**EXERCISE DIRECTIONS**
Find each line with the word "commit" and copy it.

(Source records)
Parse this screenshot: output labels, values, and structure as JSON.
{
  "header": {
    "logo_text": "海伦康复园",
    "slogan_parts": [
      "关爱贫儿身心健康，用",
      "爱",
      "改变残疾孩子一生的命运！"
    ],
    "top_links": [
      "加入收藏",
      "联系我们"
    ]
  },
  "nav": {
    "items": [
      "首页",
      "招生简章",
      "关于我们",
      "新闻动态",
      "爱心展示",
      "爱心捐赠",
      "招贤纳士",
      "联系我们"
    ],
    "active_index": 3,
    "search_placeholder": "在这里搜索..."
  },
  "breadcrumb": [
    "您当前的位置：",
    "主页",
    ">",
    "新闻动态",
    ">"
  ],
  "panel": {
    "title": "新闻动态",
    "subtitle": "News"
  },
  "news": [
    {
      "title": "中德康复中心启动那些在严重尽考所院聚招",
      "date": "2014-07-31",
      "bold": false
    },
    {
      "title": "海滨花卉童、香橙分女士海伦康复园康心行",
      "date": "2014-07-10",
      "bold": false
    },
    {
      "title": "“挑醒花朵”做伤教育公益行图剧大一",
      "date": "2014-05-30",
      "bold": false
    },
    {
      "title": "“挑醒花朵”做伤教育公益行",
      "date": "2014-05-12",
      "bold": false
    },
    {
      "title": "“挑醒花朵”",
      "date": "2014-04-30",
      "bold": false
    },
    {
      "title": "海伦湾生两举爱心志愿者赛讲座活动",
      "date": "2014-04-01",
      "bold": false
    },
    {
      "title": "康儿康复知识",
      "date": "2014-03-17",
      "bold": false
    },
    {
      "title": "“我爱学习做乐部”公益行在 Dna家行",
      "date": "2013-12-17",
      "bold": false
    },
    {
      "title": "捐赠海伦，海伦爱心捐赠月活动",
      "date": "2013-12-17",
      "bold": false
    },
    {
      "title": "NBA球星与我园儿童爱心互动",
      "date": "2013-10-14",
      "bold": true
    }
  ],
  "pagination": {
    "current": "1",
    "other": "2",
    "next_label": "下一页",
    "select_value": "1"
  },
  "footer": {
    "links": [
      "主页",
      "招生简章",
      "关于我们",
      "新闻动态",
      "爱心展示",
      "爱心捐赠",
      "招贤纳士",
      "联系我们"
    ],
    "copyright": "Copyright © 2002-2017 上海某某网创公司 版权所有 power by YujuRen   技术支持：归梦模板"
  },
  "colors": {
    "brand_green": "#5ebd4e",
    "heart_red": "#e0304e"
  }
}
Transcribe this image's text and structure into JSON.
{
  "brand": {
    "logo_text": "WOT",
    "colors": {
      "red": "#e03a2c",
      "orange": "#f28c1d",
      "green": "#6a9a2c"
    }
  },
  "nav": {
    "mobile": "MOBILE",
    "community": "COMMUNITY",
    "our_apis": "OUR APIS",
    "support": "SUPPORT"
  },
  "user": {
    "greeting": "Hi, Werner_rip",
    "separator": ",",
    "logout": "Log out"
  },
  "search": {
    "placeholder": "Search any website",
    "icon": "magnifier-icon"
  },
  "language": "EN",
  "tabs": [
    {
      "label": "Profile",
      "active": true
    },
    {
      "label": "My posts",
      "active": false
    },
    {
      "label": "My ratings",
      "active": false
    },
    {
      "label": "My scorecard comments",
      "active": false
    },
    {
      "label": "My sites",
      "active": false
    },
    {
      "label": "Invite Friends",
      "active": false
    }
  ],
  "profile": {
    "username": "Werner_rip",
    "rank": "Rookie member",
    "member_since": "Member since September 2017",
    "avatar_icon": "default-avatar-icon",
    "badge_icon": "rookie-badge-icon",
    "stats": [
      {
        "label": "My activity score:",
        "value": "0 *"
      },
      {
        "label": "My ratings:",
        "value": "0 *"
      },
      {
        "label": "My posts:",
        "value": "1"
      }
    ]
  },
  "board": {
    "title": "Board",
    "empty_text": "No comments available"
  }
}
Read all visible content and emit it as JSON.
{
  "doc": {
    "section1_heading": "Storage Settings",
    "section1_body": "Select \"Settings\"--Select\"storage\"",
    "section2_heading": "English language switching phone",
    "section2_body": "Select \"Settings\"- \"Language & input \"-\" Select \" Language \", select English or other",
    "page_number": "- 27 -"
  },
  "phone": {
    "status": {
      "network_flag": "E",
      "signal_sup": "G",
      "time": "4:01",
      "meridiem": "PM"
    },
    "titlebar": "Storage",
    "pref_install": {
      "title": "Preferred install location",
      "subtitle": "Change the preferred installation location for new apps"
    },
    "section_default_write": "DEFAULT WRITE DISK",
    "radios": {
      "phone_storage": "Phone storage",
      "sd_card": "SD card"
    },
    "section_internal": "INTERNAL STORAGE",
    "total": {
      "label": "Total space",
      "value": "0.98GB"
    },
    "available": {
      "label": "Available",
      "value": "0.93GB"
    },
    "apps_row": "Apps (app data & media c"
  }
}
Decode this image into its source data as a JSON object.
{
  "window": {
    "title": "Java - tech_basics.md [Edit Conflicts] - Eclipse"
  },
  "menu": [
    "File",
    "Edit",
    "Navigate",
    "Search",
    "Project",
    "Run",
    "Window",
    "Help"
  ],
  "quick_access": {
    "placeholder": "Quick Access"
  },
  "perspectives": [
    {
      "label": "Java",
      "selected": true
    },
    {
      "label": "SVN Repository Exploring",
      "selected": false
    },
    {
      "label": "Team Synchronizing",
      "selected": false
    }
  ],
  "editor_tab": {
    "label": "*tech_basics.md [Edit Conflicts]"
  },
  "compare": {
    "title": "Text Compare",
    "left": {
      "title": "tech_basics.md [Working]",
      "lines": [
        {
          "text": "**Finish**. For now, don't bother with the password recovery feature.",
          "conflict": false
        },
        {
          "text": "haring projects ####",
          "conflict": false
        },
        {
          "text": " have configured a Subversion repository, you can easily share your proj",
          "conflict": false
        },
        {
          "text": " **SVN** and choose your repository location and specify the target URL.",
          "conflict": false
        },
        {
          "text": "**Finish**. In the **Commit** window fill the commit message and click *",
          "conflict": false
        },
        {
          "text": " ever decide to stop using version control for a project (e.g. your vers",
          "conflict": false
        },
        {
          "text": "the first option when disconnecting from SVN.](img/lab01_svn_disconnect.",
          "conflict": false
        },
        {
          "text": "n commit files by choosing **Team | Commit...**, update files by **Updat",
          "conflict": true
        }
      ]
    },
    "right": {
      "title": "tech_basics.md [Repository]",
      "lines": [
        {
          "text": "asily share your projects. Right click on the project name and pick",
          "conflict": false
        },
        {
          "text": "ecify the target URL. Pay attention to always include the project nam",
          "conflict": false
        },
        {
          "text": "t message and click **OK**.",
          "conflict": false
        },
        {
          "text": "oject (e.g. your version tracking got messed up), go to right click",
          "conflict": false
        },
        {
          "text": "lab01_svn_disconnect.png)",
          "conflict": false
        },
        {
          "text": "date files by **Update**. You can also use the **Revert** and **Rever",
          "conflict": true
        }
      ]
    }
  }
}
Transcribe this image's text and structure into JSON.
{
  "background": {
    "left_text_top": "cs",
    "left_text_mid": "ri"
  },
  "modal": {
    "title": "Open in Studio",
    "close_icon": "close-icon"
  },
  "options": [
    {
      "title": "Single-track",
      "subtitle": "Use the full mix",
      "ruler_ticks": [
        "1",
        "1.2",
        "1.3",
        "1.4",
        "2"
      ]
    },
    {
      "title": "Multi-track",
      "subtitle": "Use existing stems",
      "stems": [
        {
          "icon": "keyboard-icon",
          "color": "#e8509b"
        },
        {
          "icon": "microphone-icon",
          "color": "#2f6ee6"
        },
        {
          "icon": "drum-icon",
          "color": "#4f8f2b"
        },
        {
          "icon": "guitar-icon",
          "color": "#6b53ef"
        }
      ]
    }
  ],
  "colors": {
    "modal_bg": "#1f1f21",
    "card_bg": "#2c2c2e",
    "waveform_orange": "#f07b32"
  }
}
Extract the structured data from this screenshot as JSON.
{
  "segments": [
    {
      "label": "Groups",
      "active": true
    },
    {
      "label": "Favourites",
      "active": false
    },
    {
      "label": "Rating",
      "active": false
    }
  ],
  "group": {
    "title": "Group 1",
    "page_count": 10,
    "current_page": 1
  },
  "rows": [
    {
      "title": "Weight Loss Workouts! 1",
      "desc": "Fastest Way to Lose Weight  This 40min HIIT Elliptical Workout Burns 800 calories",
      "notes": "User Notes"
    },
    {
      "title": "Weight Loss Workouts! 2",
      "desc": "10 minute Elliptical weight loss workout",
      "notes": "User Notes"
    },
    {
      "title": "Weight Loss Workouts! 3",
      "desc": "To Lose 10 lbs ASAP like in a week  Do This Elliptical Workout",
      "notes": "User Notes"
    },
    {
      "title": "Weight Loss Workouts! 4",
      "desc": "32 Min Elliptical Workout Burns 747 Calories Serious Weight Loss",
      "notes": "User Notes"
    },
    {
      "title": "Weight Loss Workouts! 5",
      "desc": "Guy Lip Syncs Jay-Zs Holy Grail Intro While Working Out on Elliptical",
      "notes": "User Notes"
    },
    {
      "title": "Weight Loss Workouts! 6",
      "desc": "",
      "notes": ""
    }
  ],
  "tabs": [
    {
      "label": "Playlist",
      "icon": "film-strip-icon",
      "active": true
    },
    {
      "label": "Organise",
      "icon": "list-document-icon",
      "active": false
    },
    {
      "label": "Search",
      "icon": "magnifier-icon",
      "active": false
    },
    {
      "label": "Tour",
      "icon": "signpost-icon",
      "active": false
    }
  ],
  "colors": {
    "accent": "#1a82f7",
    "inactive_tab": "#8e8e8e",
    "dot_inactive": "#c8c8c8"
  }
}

**OUTPUT FOR THIS TASK**
          "text": "**Finish**. In the **Commit** window fill the commit message and click *",
          "text": "n commit files by choosing **Team | Commit...**, update files by **Updat",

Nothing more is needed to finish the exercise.